Sift the material for lines containing "compared", and return them.

▶ _Figure contents as structured data_

## Start

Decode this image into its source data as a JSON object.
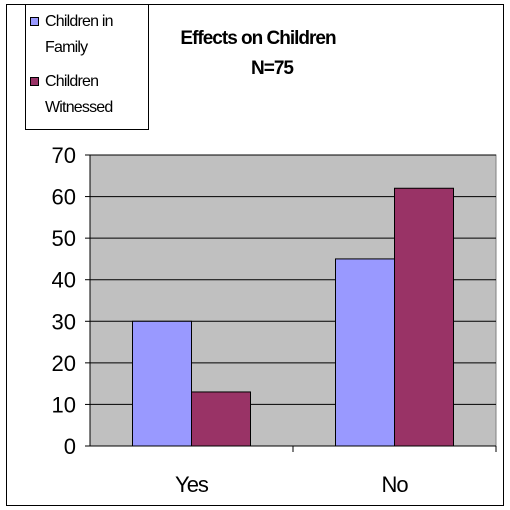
{
  "chart_data": {
    "type": "bar",
    "title": "Effects on Children",
    "subtitle": "N=75",
    "categories": [
      "Yes",
      "No"
    ],
    "series": [
      {
        "name": "Children in Family",
        "values": [
          30,
          45
        ],
        "color": "#9999ff"
      },
      {
        "name": "Children Witnessed",
        "values": [
          13,
          62
        ],
        "color": "#993366"
      }
    ],
    "ylim": [
      0,
      70
    ],
    "yticks": [
      0,
      10,
      20,
      30,
      40,
      50,
      60,
      70
    ],
    "grid": true,
    "plot_background": "#c0c0c0",
    "legend_position": "top-left"
  }
}
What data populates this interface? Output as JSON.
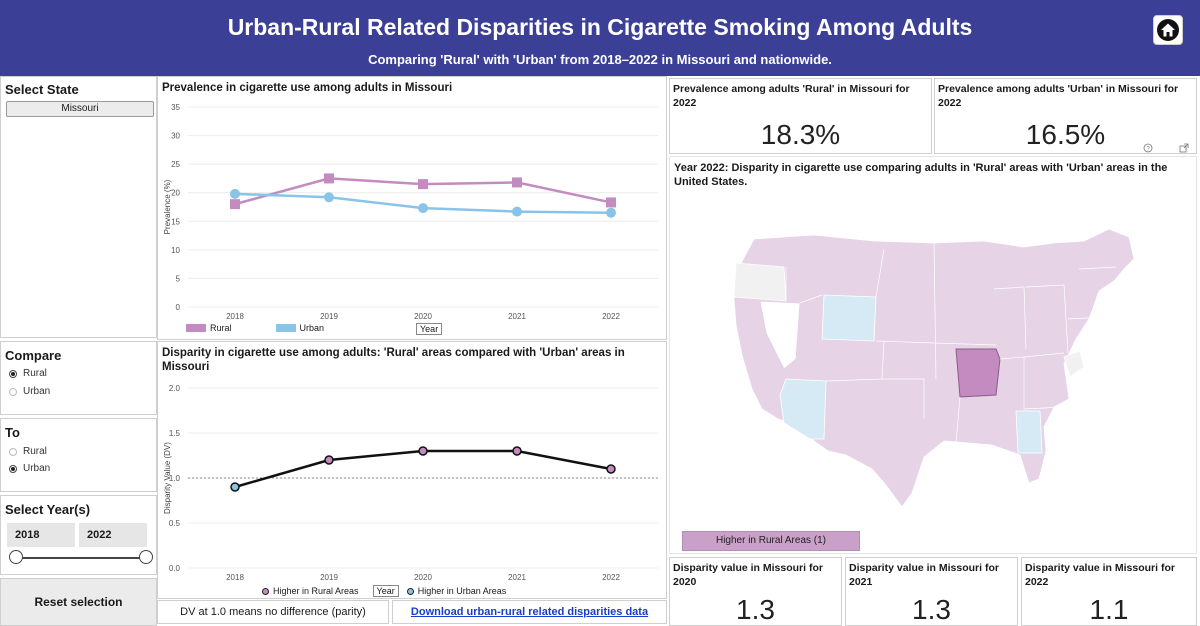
{
  "header": {
    "title": "Urban-Rural Related Disparities in Cigarette Smoking Among Adults",
    "subtitle": "Comparing 'Rural' with 'Urban' from 2018–2022 in Missouri and nationwide."
  },
  "filters": {
    "select_state_label": "Select State",
    "state_value": "Missouri",
    "compare_label": "Compare",
    "compare_options": [
      "Rural",
      "Urban"
    ],
    "compare_selected": "Rural",
    "to_label": "To",
    "to_options": [
      "Rural",
      "Urban"
    ],
    "to_selected": "Urban",
    "years_label": "Select Year(s)",
    "year_start": "2018",
    "year_end": "2022",
    "reset_label": "Reset selection"
  },
  "prevalence_chart": {
    "title": "Prevalence in cigarette use among adults in Missouri",
    "ylabel": "Prevalence (%)",
    "legend_rural": "Rural",
    "legend_urban": "Urban",
    "xaxis_button": "Year"
  },
  "disparity_chart": {
    "title": "Disparity in cigarette use among adults: 'Rural' areas compared with 'Urban' areas in Missouri",
    "ylabel": "Disparity Value (DV)",
    "legend_rural": "Higher in Rural Areas",
    "legend_urban": "Higher in Urban Areas",
    "xaxis_button": "Year"
  },
  "chart_data": [
    {
      "type": "line",
      "title": "Prevalence in cigarette use among adults in Missouri",
      "xlabel": "",
      "ylabel": "Prevalence (%)",
      "x": [
        "2018",
        "2019",
        "2020",
        "2021",
        "2022"
      ],
      "yticks": [
        "0",
        "5",
        "10",
        "15",
        "20",
        "25",
        "30",
        "35"
      ],
      "ylim": [
        0,
        35
      ],
      "series": [
        {
          "name": "Rural",
          "values": [
            18.0,
            22.5,
            21.5,
            21.8,
            18.3
          ],
          "color": "#c38bbf",
          "marker": "square"
        },
        {
          "name": "Urban",
          "values": [
            19.8,
            19.2,
            17.3,
            16.7,
            16.5
          ],
          "color": "#89c4e8",
          "marker": "circle"
        }
      ],
      "grid": true,
      "legend": "bottom"
    },
    {
      "type": "line",
      "title": "Disparity in cigarette use among adults: 'Rural' areas compared with 'Urban' areas in Missouri",
      "xlabel": "",
      "ylabel": "Disparity Value (DV)",
      "x": [
        "2018",
        "2019",
        "2020",
        "2021",
        "2022"
      ],
      "yticks": [
        "0.0",
        "0.5",
        "1.0",
        "1.5",
        "2.0"
      ],
      "ylim": [
        0,
        2
      ],
      "series": [
        {
          "values": [
            0.9,
            1.2,
            1.3,
            1.3,
            1.1
          ],
          "color": "#111111",
          "markers": [
            "urban",
            "rural",
            "rural",
            "rural",
            "rural"
          ]
        }
      ],
      "reference_line": 1.0,
      "grid": true,
      "legend": "bottom"
    }
  ],
  "kpis": {
    "rural_label": "Prevalence among adults 'Rural' in Missouri for 2022",
    "rural_value": "18.3%",
    "urban_label": "Prevalence among adults 'Urban' in Missouri for 2022",
    "urban_value": "16.5%",
    "dv2020_label": "Disparity value in Missouri for 2020",
    "dv2020_value": "1.3",
    "dv2021_label": "Disparity value in Missouri for 2021",
    "dv2021_value": "1.3",
    "dv2022_label": "Disparity value in Missouri for 2022",
    "dv2022_value": "1.1"
  },
  "map": {
    "title": "Year 2022: Disparity in cigarette use comparing adults in 'Rural' areas with 'Urban' areas in the United States.",
    "legend_label": "Higher in Rural Areas (1)",
    "colors": {
      "rural_higher": "#e6d3e6",
      "urban_higher": "#d6eaf6",
      "selected": "#c38bbf",
      "no_data": "#f1f1f1"
    }
  },
  "footer": {
    "dv_note": "DV at 1.0 means no difference (parity)",
    "download_link": "Download urban-rural related disparities data"
  },
  "icons": {
    "home": "home-icon",
    "help": "help-icon",
    "expand": "expand-icon"
  }
}
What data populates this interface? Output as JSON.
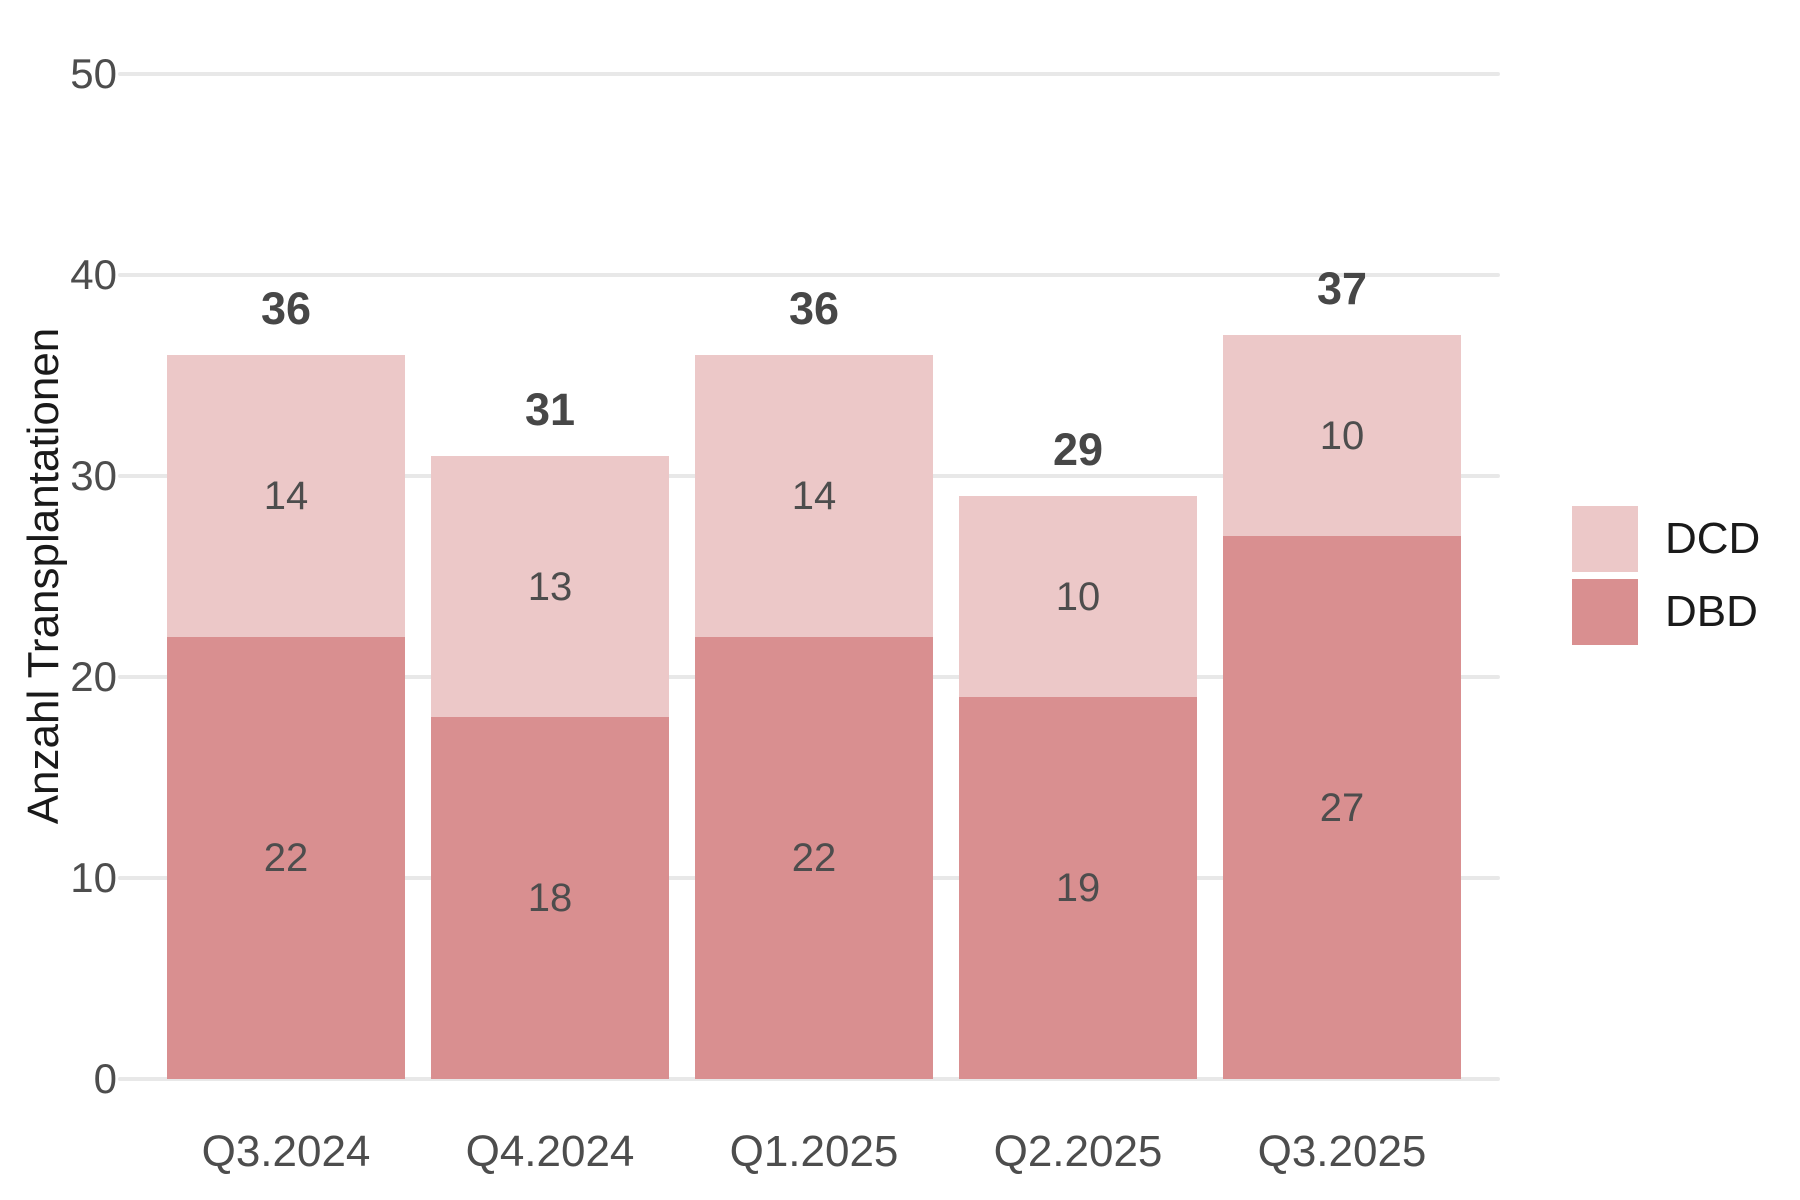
{
  "chart_data": {
    "type": "bar",
    "subtype": "stacked",
    "title": "",
    "xlabel": "",
    "ylabel": "Anzahl Transplantationen",
    "categories": [
      "Q3.2024",
      "Q4.2024",
      "Q1.2025",
      "Q2.2025",
      "Q3.2025"
    ],
    "series": [
      {
        "name": "DBD",
        "color": "#d98f90",
        "values": [
          22,
          18,
          22,
          19,
          27
        ]
      },
      {
        "name": "DCD",
        "color": "#ecc8c8",
        "values": [
          14,
          13,
          14,
          10,
          10
        ]
      }
    ],
    "totals": [
      36,
      31,
      36,
      29,
      37
    ],
    "ylim": [
      0,
      50
    ],
    "yticks": [
      0,
      10,
      20,
      30,
      40,
      50
    ],
    "grid": "horizontal-only",
    "legend_position": "right",
    "legend": [
      {
        "label": "DCD",
        "color": "#ecc8c8"
      },
      {
        "label": "DBD",
        "color": "#d98f90"
      }
    ]
  },
  "colors": {
    "background": "#ffffff",
    "gridline": "#e8e8e8",
    "tick_label": "#4d4d4d",
    "segment_label": "#4d4d4d",
    "total_label": "#474747",
    "axis_title": "#1a1a1a",
    "legend_text": "#1a1a1a"
  }
}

## End

▶ _RESULT OF THE EXERCISE_
    "title": "Disparity in cigarette use among adults: 'Rural' areas compared with 'Urban' areas in Missouri",
      "title": "Disparity in cigarette use among adults: 'Rural' areas compared with 'Urban' areas in Missouri",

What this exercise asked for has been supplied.